— begin —

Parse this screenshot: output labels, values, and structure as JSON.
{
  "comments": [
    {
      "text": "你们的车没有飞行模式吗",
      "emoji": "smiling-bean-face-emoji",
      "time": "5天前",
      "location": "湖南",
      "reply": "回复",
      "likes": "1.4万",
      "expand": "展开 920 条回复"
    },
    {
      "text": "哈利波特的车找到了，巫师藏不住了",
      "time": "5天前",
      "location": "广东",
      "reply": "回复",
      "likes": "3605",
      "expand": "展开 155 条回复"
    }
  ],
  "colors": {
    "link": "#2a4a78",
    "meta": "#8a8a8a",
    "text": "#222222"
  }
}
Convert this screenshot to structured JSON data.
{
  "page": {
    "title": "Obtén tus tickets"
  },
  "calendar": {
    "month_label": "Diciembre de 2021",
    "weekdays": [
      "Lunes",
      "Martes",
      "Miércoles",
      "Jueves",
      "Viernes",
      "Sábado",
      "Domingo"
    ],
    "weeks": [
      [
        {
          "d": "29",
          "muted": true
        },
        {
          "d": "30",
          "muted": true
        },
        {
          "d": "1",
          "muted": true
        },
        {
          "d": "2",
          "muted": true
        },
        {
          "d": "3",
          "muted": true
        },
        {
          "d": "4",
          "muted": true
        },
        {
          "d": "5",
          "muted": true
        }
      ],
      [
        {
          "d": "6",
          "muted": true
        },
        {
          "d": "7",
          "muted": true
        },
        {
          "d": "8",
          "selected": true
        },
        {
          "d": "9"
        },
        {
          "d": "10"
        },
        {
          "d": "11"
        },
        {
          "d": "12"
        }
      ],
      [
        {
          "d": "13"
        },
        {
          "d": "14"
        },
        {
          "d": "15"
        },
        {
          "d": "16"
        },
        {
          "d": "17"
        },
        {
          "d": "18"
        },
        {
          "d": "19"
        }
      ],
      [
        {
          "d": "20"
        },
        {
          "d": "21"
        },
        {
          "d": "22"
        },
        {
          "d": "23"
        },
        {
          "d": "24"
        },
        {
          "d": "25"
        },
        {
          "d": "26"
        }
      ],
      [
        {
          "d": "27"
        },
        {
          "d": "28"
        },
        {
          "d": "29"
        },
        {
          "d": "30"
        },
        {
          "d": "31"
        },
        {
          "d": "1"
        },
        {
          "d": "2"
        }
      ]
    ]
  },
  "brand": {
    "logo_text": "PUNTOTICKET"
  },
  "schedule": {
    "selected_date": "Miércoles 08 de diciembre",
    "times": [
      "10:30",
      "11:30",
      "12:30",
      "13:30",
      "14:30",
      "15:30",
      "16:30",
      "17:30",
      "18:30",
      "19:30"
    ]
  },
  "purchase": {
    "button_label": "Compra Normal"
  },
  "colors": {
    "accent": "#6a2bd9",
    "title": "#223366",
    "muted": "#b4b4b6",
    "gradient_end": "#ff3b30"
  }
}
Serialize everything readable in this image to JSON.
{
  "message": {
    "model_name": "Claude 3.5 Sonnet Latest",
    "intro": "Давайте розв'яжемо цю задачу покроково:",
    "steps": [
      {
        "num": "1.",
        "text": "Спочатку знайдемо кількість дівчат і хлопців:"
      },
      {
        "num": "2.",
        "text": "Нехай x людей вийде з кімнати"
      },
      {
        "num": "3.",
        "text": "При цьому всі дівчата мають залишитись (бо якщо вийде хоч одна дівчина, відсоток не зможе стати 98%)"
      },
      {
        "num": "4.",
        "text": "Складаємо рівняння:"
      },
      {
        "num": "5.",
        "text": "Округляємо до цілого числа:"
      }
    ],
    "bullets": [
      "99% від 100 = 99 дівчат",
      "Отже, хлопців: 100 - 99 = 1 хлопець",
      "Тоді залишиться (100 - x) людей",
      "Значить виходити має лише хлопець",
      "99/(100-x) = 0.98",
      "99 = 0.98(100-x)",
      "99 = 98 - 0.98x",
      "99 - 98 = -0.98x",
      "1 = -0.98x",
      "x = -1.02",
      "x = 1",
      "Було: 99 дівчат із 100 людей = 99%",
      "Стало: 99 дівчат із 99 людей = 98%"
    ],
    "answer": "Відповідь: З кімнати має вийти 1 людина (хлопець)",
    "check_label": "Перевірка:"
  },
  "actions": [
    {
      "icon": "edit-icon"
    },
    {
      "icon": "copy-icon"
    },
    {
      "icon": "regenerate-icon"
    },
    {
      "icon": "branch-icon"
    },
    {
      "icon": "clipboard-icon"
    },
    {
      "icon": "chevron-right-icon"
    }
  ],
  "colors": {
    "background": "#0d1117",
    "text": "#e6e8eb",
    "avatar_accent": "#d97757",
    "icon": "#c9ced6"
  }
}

— end —
— begin —

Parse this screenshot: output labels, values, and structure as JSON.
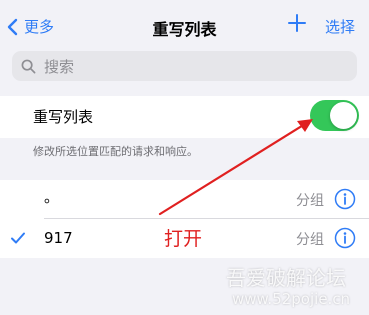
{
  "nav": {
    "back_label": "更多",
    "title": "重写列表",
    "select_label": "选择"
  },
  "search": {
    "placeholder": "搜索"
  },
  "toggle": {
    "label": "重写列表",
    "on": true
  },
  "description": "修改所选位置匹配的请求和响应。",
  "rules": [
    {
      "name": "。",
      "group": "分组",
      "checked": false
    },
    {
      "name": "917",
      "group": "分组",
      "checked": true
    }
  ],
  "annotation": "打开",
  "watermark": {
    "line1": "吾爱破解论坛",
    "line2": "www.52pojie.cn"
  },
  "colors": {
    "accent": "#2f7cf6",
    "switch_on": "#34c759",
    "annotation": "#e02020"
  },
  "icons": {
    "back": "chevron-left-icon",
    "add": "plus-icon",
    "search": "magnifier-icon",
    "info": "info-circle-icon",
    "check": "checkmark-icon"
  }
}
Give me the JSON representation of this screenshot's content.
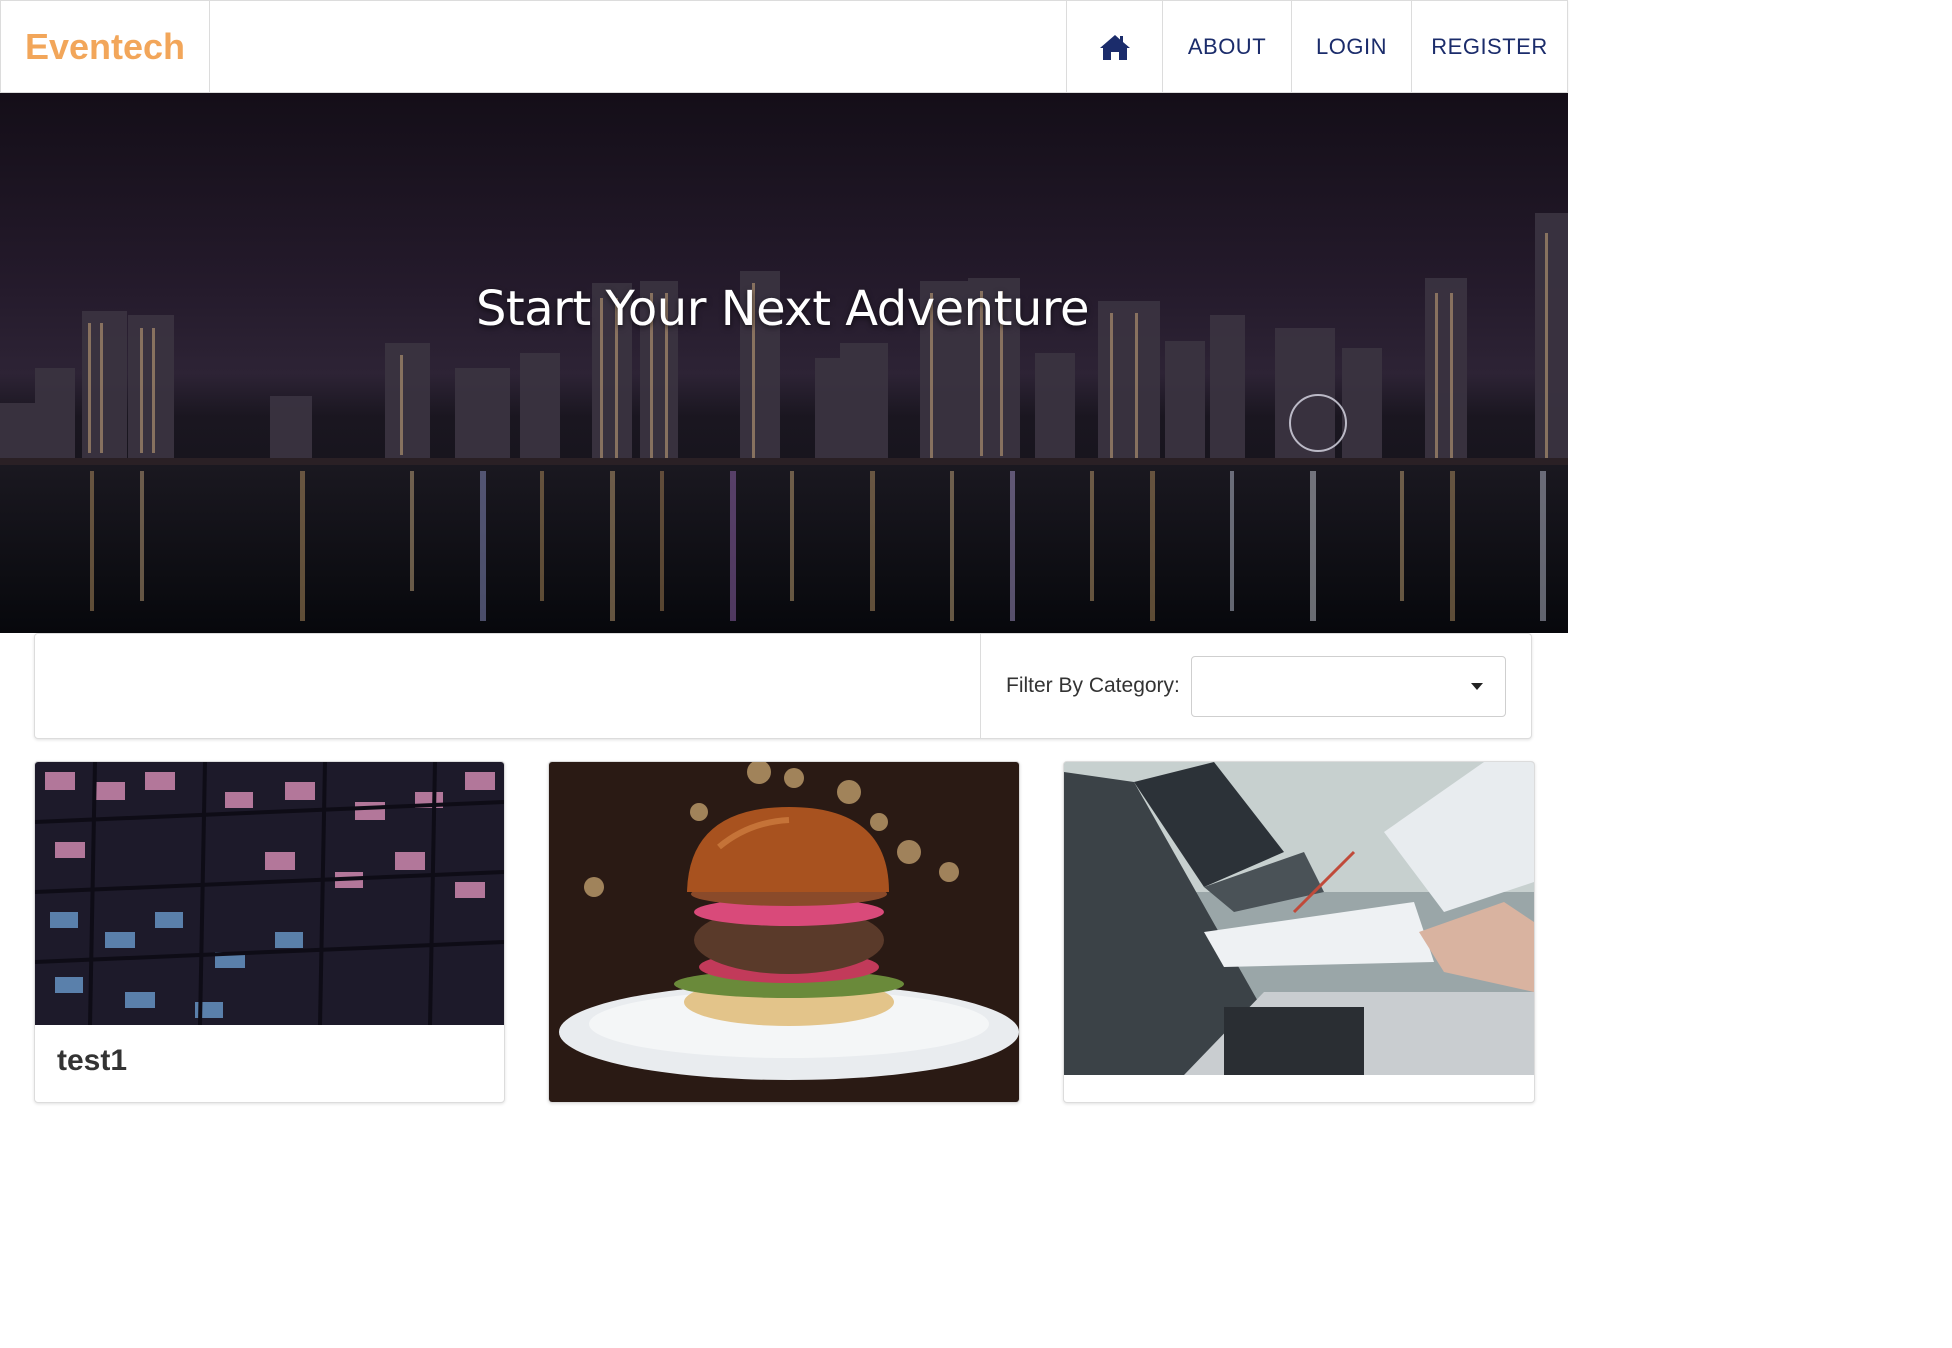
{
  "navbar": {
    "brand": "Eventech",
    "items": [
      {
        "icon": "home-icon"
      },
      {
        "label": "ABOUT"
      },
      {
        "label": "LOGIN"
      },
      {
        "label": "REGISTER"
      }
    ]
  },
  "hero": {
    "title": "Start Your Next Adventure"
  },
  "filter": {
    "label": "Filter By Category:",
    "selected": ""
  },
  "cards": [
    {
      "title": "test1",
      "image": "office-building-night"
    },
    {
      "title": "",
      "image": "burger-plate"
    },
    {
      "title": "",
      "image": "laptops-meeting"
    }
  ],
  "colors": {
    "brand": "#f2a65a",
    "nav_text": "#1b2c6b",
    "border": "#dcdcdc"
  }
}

— end —
— begin —

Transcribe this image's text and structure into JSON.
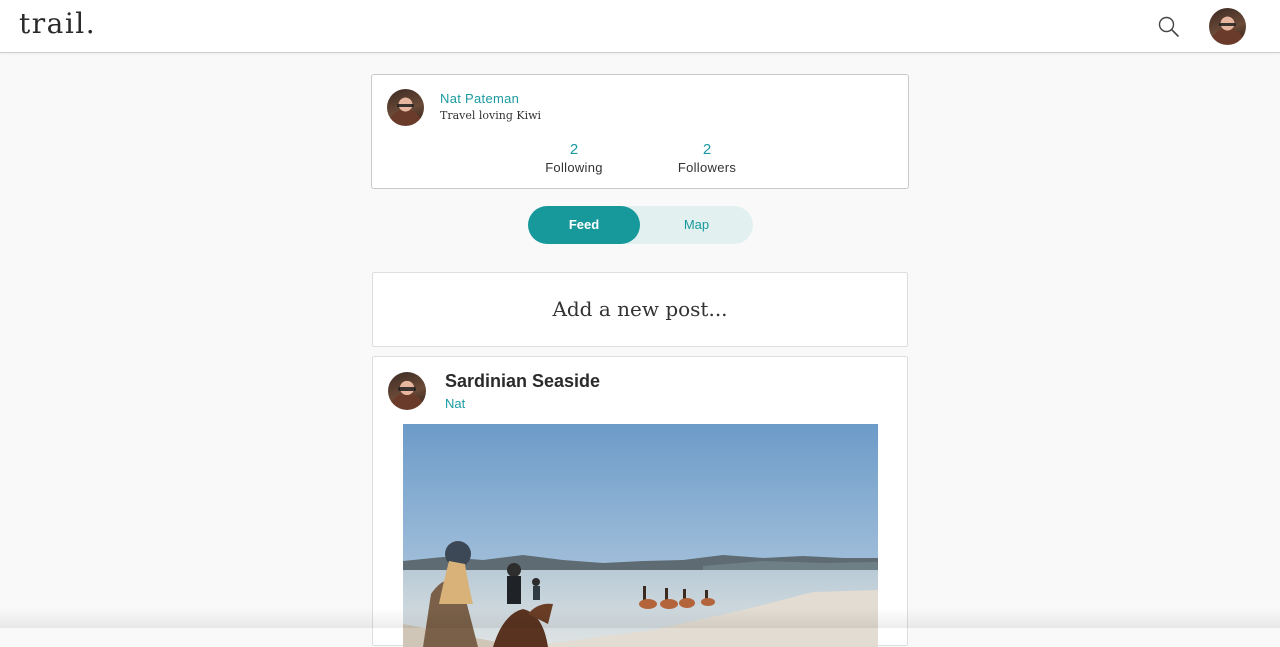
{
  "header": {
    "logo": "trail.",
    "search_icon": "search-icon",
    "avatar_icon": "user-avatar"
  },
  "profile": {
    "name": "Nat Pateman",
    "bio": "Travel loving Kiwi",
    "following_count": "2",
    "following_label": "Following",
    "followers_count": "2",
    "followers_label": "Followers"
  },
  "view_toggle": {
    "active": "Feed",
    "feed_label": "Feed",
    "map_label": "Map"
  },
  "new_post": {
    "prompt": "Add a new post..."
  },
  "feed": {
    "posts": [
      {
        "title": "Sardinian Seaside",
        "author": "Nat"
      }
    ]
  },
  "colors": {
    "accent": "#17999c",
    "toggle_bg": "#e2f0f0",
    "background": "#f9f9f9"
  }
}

— end —

TASK OBJECTIVE -> How many of the lines above hold "кімнати"? Answer with only the number.

EXERCISE ANSWER -> 2